Report, as a bare number, how many lines of the material below contain the word "impact".

§

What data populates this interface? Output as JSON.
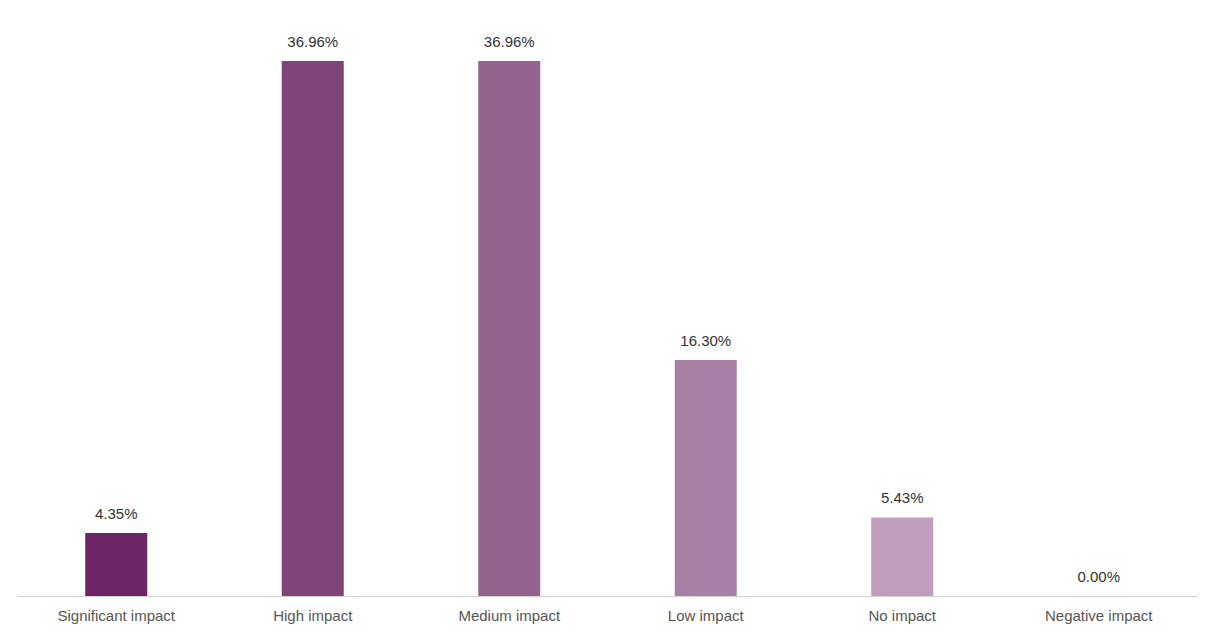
{
  "chart_data": {
    "type": "bar",
    "categories": [
      "Significant impact",
      "High impact",
      "Medium impact",
      "Low impact",
      "No impact",
      "Negative impact"
    ],
    "values": [
      4.35,
      36.96,
      36.96,
      16.3,
      5.43,
      0.0
    ],
    "value_labels": [
      "4.35%",
      "36.96%",
      "36.96%",
      "16.30%",
      "5.43%",
      "0.00%"
    ],
    "colors": [
      "#6c2567",
      "#7f4478",
      "#94648e",
      "#a980a5",
      "#bf9dbb",
      "#d4bcd1"
    ],
    "data_labels": true,
    "grid": false,
    "tick_labels": "x"
  }
}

§

# ANSWER TO THIS TASK:
6